● **WRITTEN PROBLEM**
Quote the full listing word for word.
-- BEGIN --
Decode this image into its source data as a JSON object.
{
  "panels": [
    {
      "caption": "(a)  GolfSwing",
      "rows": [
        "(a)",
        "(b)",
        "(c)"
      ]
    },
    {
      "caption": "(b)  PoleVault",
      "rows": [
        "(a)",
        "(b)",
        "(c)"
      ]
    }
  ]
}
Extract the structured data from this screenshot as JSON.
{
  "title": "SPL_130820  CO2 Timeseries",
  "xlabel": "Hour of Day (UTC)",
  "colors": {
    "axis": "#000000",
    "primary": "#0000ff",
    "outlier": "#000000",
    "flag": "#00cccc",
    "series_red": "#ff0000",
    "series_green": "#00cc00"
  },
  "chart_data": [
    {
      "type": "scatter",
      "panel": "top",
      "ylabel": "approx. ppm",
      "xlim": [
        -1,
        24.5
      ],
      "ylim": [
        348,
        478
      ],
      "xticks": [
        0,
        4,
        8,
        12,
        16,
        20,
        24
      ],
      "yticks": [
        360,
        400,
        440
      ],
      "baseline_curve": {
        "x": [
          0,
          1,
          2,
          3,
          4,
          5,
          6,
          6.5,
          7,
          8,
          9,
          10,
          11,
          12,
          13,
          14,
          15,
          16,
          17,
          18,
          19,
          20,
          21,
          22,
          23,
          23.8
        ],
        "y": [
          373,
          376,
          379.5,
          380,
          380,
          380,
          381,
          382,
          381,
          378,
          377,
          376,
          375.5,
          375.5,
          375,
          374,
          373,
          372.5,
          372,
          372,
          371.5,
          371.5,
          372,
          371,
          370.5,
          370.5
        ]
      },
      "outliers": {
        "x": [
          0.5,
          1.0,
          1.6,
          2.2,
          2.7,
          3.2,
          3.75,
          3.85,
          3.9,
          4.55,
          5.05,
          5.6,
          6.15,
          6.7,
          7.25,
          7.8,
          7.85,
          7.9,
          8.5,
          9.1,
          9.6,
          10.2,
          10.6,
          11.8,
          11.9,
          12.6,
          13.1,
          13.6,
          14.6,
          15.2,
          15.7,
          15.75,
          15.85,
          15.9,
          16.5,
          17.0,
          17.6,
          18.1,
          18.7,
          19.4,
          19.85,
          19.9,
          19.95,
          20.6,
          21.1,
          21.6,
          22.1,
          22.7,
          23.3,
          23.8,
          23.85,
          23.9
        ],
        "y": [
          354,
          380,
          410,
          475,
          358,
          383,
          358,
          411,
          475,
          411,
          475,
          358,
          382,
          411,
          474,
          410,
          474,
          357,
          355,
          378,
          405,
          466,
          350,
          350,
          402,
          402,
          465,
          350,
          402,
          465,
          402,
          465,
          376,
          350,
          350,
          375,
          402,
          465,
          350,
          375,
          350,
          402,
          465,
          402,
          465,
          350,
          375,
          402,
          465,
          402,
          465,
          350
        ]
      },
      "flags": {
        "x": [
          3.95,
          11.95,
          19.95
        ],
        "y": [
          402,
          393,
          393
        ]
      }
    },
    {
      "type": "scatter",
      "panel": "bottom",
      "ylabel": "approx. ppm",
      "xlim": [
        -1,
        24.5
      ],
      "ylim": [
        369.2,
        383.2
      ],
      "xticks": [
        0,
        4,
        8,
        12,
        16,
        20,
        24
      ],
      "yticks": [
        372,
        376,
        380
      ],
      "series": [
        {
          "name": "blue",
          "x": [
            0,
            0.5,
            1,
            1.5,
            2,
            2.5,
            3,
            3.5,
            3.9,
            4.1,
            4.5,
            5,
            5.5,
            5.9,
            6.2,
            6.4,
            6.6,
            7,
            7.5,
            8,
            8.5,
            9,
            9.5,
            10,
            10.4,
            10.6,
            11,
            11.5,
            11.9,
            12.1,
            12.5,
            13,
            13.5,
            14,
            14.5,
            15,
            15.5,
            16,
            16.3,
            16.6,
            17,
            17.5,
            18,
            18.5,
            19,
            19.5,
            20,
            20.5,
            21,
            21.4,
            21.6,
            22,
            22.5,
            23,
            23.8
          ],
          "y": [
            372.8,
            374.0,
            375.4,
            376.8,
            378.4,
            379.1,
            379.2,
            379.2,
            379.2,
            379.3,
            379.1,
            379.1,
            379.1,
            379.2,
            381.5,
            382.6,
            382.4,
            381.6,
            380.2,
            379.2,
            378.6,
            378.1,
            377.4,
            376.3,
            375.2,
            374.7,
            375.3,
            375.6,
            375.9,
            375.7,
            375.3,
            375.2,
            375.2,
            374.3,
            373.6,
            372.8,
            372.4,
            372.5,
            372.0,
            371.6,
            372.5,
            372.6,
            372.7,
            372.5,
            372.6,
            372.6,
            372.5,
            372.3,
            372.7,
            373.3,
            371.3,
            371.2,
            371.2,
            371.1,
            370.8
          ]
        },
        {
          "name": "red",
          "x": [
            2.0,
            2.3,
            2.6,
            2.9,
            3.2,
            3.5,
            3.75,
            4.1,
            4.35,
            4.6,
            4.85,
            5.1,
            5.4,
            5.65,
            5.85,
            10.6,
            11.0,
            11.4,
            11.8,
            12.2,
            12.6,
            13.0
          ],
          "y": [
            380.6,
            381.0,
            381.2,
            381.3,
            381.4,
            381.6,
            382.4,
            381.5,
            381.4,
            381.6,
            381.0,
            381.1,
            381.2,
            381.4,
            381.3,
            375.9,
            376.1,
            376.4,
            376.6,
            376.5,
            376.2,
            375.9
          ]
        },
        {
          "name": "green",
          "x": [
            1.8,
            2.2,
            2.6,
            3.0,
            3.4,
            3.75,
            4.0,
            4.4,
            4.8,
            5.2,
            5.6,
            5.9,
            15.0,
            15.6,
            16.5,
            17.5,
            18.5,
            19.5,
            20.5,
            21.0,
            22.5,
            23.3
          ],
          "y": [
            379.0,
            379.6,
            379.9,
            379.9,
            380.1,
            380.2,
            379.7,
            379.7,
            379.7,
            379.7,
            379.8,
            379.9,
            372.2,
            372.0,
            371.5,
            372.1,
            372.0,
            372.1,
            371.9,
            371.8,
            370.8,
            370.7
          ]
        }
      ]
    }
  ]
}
-- END --
● **THE REPLY**
Decode this image into its source data as a JSON object.
{
  "panels": [
    {
      "caption": "(a)  GolfSwing",
      "rows": [
        "(a)",
        "(b)",
        "(c)"
      ]
    },
    {
      "caption": "(b)  PoleVault",
      "rows": [
        "(a)",
        "(b)",
        "(c)"
      ]
    }
  ]
}
Extract the structured data from this screenshot as JSON.
{
  "title": "SPL_130820  CO2 Timeseries",
  "xlabel": "Hour of Day (UTC)",
  "colors": {
    "axis": "#000000",
    "primary": "#0000ff",
    "outlier": "#000000",
    "flag": "#00cccc",
    "series_red": "#ff0000",
    "series_green": "#00cc00"
  },
  "chart_data": [
    {
      "type": "scatter",
      "panel": "top",
      "ylabel": "approx. ppm",
      "xlim": [
        -1,
        24.5
      ],
      "ylim": [
        348,
        478
      ],
      "xticks": [
        0,
        4,
        8,
        12,
        16,
        20,
        24
      ],
      "yticks": [
        360,
        400,
        440
      ],
      "baseline_curve": {
        "x": [
          0,
          1,
          2,
          3,
          4,
          5,
          6,
          6.5,
          7,
          8,
          9,
          10,
          11,
          12,
          13,
          14,
          15,
          16,
          17,
          18,
          19,
          20,
          21,
          22,
          23,
          23.8
        ],
        "y": [
          373,
          376,
          379.5,
          380,
          380,
          380,
          381,
          382,
          381,
          378,
          377,
          376,
          375.5,
          375.5,
          375,
          374,
          373,
          372.5,
          372,
          372,
          371.5,
          371.5,
          372,
          371,
          370.5,
          370.5
        ]
      },
      "outliers": {
        "x": [
          0.5,
          1.0,
          1.6,
          2.2,
          2.7,
          3.2,
          3.75,
          3.85,
          3.9,
          4.55,
          5.05,
          5.6,
          6.15,
          6.7,
          7.25,
          7.8,
          7.85,
          7.9,
          8.5,
          9.1,
          9.6,
          10.2,
          10.6,
          11.8,
          11.9,
          12.6,
          13.1,
          13.6,
          14.6,
          15.2,
          15.7,
          15.75,
          15.85,
          15.9,
          16.5,
          17.0,
          17.6,
          18.1,
          18.7,
          19.4,
          19.85,
          19.9,
          19.95,
          20.6,
          21.1,
          21.6,
          22.1,
          22.7,
          23.3,
          23.8,
          23.85,
          23.9
        ],
        "y": [
          354,
          380,
          410,
          475,
          358,
          383,
          358,
          411,
          475,
          411,
          475,
          358,
          382,
          411,
          474,
          410,
          474,
          357,
          355,
          378,
          405,
          466,
          350,
          350,
          402,
          402,
          465,
          350,
          402,
          465,
          402,
          465,
          376,
          350,
          350,
          375,
          402,
          465,
          350,
          375,
          350,
          402,
          465,
          402,
          465,
          350,
          375,
          402,
          465,
          402,
          465,
          350
        ]
      },
      "flags": {
        "x": [
          3.95,
          11.95,
          19.95
        ],
        "y": [
          402,
          393,
          393
        ]
      }
    },
    {
      "type": "scatter",
      "panel": "bottom",
      "ylabel": "approx. ppm",
      "xlim": [
        -1,
        24.5
      ],
      "ylim": [
        369.2,
        383.2
      ],
      "xticks": [
        0,
        4,
        8,
        12,
        16,
        20,
        24
      ],
      "yticks": [
        372,
        376,
        380
      ],
      "series": [
        {
          "name": "blue",
          "x": [
            0,
            0.5,
            1,
            1.5,
            2,
            2.5,
            3,
            3.5,
            3.9,
            4.1,
            4.5,
            5,
            5.5,
            5.9,
            6.2,
            6.4,
            6.6,
            7,
            7.5,
            8,
            8.5,
            9,
            9.5,
            10,
            10.4,
            10.6,
            11,
            11.5,
            11.9,
            12.1,
            12.5,
            13,
            13.5,
            14,
            14.5,
            15,
            15.5,
            16,
            16.3,
            16.6,
            17,
            17.5,
            18,
            18.5,
            19,
            19.5,
            20,
            20.5,
            21,
            21.4,
            21.6,
            22,
            22.5,
            23,
            23.8
          ],
          "y": [
            372.8,
            374.0,
            375.4,
            376.8,
            378.4,
            379.1,
            379.2,
            379.2,
            379.2,
            379.3,
            379.1,
            379.1,
            379.1,
            379.2,
            381.5,
            382.6,
            382.4,
            381.6,
            380.2,
            379.2,
            378.6,
            378.1,
            377.4,
            376.3,
            375.2,
            374.7,
            375.3,
            375.6,
            375.9,
            375.7,
            375.3,
            375.2,
            375.2,
            374.3,
            373.6,
            372.8,
            372.4,
            372.5,
            372.0,
            371.6,
            372.5,
            372.6,
            372.7,
            372.5,
            372.6,
            372.6,
            372.5,
            372.3,
            372.7,
            373.3,
            371.3,
            371.2,
            371.2,
            371.1,
            370.8
          ]
        },
        {
          "name": "red",
          "x": [
            2.0,
            2.3,
            2.6,
            2.9,
            3.2,
            3.5,
            3.75,
            4.1,
            4.35,
            4.6,
            4.85,
            5.1,
            5.4,
            5.65,
            5.85,
            10.6,
            11.0,
            11.4,
            11.8,
            12.2,
            12.6,
            13.0
          ],
          "y": [
            380.6,
            381.0,
            381.2,
            381.3,
            381.4,
            381.6,
            382.4,
            381.5,
            381.4,
            381.6,
            381.0,
            381.1,
            381.2,
            381.4,
            381.3,
            375.9,
            376.1,
            376.4,
            376.6,
            376.5,
            376.2,
            375.9
          ]
        },
        {
          "name": "green",
          "x": [
            1.8,
            2.2,
            2.6,
            3.0,
            3.4,
            3.75,
            4.0,
            4.4,
            4.8,
            5.2,
            5.6,
            5.9,
            15.0,
            15.6,
            16.5,
            17.5,
            18.5,
            19.5,
            20.5,
            21.0,
            22.5,
            23.3
          ],
          "y": [
            379.0,
            379.6,
            379.9,
            379.9,
            380.1,
            380.2,
            379.7,
            379.7,
            379.7,
            379.7,
            379.8,
            379.9,
            372.2,
            372.0,
            371.5,
            372.1,
            372.0,
            372.1,
            371.9,
            371.8,
            370.8,
            370.7
          ]
        }
      ]
    }
  ]
}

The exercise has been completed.